## Aim of the task
All of the material below is to be retyped exactly.

(Entries taken from a collection)
--------------------

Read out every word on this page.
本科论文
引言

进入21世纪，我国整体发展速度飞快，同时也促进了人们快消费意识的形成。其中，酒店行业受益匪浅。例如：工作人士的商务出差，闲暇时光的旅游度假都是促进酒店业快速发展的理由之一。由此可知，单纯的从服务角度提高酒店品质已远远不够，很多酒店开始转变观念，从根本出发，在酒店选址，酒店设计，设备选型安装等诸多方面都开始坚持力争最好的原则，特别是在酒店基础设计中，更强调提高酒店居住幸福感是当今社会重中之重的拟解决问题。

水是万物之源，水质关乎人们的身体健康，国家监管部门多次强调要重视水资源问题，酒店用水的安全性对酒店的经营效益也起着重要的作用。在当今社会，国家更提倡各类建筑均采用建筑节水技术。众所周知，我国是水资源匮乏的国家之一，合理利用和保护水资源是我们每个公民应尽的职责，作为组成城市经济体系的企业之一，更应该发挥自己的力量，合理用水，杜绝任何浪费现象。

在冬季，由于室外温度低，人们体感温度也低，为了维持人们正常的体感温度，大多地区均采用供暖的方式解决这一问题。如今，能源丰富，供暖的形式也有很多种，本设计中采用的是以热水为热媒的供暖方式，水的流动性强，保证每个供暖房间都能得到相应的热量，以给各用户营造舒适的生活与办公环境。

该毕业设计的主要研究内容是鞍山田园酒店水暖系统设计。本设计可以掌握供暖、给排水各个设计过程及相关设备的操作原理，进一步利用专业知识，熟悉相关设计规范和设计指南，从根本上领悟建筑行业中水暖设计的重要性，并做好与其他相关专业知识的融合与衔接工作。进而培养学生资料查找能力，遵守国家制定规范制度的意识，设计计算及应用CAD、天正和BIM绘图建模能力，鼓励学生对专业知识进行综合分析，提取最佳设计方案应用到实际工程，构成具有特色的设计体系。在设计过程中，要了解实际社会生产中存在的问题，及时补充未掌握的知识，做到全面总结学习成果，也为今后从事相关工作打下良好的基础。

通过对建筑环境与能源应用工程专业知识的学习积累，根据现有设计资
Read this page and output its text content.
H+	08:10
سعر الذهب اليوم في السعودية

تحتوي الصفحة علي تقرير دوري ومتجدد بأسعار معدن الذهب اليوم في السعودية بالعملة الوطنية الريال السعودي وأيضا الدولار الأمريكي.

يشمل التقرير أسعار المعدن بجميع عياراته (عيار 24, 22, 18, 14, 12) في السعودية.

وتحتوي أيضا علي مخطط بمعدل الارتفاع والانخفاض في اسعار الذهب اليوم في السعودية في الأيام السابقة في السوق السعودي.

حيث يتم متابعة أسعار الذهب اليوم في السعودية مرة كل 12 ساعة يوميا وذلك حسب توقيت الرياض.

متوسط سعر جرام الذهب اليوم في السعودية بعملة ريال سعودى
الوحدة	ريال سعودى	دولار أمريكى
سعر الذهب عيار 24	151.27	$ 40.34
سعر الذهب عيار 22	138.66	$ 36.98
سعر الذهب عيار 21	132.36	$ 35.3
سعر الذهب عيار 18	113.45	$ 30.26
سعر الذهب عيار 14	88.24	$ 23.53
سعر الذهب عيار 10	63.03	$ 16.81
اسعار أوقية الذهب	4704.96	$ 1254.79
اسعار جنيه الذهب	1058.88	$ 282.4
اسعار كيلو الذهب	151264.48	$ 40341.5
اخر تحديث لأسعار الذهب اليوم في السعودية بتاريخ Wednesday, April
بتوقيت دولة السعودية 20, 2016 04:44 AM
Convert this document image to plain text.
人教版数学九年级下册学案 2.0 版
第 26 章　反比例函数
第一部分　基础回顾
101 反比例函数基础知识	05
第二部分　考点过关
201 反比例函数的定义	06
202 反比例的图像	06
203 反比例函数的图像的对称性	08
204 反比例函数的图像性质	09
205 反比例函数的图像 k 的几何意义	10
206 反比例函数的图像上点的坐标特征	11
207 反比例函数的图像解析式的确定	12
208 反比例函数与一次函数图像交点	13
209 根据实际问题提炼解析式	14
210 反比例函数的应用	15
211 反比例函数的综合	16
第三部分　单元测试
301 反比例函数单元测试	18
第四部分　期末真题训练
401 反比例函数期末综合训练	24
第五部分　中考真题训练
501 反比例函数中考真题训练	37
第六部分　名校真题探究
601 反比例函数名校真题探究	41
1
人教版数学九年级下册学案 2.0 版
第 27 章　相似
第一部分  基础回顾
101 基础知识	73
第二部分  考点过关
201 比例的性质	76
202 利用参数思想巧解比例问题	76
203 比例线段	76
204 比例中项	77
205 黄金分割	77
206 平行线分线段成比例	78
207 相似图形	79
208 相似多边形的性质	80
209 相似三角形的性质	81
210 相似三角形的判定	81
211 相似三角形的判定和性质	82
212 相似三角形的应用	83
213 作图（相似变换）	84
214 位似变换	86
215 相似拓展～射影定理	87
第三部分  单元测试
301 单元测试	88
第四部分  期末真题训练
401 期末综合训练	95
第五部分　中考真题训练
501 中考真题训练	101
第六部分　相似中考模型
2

--------------------

## Solution
Read out every word on this page.
本科论文
引言

进入21世纪，我国整体发展速度飞快，同时也促进了人们快消费意识的形成。其中，酒店行业受益匪浅。例如：工作人士的商务出差，闲暇时光的旅游度假都是促进酒店业快速发展的理由之一。由此可知，单纯的从服务角度提高酒店品质已远远不够，很多酒店开始转变观念，从根本出发，在酒店选址，酒店设计，设备选型安装等诸多方面都开始坚持力争最好的原则，特别是在酒店基础设计中，更强调提高酒店居住幸福感是当今社会重中之重的拟解决问题。

水是万物之源，水质关乎人们的身体健康，国家监管部门多次强调要重视水资源问题，酒店用水的安全性对酒店的经营效益也起着重要的作用。在当今社会，国家更提倡各类建筑均采用建筑节水技术。众所周知，我国是水资源匮乏的国家之一，合理利用和保护水资源是我们每个公民应尽的职责，作为组成城市经济体系的企业之一，更应该发挥自己的力量，合理用水，杜绝任何浪费现象。

在冬季，由于室外温度低，人们体感温度也低，为了维持人们正常的体感温度，大多地区均采用供暖的方式解决这一问题。如今，能源丰富，供暖的形式也有很多种，本设计中采用的是以热水为热媒的供暖方式，水的流动性强，保证每个供暖房间都能得到相应的热量，以给各用户营造舒适的生活与办公环境。

该毕业设计的主要研究内容是鞍山田园酒店水暖系统设计。本设计可以掌握供暖、给排水各个设计过程及相关设备的操作原理，进一步利用专业知识，熟悉相关设计规范和设计指南，从根本上领悟建筑行业中水暖设计的重要性，并做好与其他相关专业知识的融合与衔接工作。进而培养学生资料查找能力，遵守国家制定规范制度的意识，设计计算及应用CAD、天正和BIM绘图建模能力，鼓励学生对专业知识进行综合分析，提取最佳设计方案应用到实际工程，构成具有特色的设计体系。在设计过程中，要了解实际社会生产中存在的问题，及时补充未掌握的知识，做到全面总结学习成果，也为今后从事相关工作打下良好的基础。

通过对建筑环境与能源应用工程专业知识的学习积累，根据现有设计资
Read this page and output its text content.
H+	08:10
سعر الذهب اليوم في السعودية

تحتوي الصفحة علي تقرير دوري ومتجدد بأسعار معدن الذهب اليوم في السعودية بالعملة الوطنية الريال السعودي وأيضا الدولار الأمريكي.

يشمل التقرير أسعار المعدن بجميع عياراته (عيار 24, 22, 18, 14, 12) في السعودية.

وتحتوي أيضا علي مخطط بمعدل الارتفاع والانخفاض في اسعار الذهب اليوم في السعودية في الأيام السابقة في السوق السعودي.

حيث يتم متابعة أسعار الذهب اليوم في السعودية مرة كل 12 ساعة يوميا وذلك حسب توقيت الرياض.

متوسط سعر جرام الذهب اليوم في السعودية بعملة ريال سعودى
الوحدة	ريال سعودى	دولار أمريكى
سعر الذهب عيار 24	151.27	$ 40.34
سعر الذهب عيار 22	138.66	$ 36.98
سعر الذهب عيار 21	132.36	$ 35.3
سعر الذهب عيار 18	113.45	$ 30.26
سعر الذهب عيار 14	88.24	$ 23.53
سعر الذهب عيار 10	63.03	$ 16.81
اسعار أوقية الذهب	4704.96	$ 1254.79
اسعار جنيه الذهب	1058.88	$ 282.4
اسعار كيلو الذهب	151264.48	$ 40341.5
اخر تحديث لأسعار الذهب اليوم في السعودية بتاريخ Wednesday, April
بتوقيت دولة السعودية 20, 2016 04:44 AM
Convert this document image to plain text.
人教版数学九年级下册学案 2.0 版
第 26 章　反比例函数
第一部分　基础回顾
101 反比例函数基础知识	05
第二部分　考点过关
201 反比例函数的定义	06
202 反比例的图像	06
203 反比例函数的图像的对称性	08
204 反比例函数的图像性质	09
205 反比例函数的图像 k 的几何意义	10
206 反比例函数的图像上点的坐标特征	11
207 反比例函数的图像解析式的确定	12
208 反比例函数与一次函数图像交点	13
209 根据实际问题提炼解析式	14
210 反比例函数的应用	15
211 反比例函数的综合	16
第三部分　单元测试
301 反比例函数单元测试	18
第四部分　期末真题训练
401 反比例函数期末综合训练	24
第五部分　中考真题训练
501 反比例函数中考真题训练	37
第六部分　名校真题探究
601 反比例函数名校真题探究	41
1
人教版数学九年级下册学案 2.0 版
第 27 章　相似
第一部分  基础回顾
101 基础知识	73
第二部分  考点过关
201 比例的性质	76
202 利用参数思想巧解比例问题	76
203 比例线段	76
204 比例中项	77
205 黄金分割	77
206 平行线分线段成比例	78
207 相似图形	79
208 相似多边形的性质	80
209 相似三角形的性质	81
210 相似三角形的判定	81
211 相似三角形的判定和性质	82
212 相似三角形的应用	83
213 作图（相似变换）	84
214 位似变换	86
215 相似拓展～射影定理	87
第三部分  单元测试
301 单元测试	88
第四部分  期末真题训练
401 期末综合训练	95
第五部分　中考真题训练
501 中考真题训练	101
第六部分　相似中考模型
2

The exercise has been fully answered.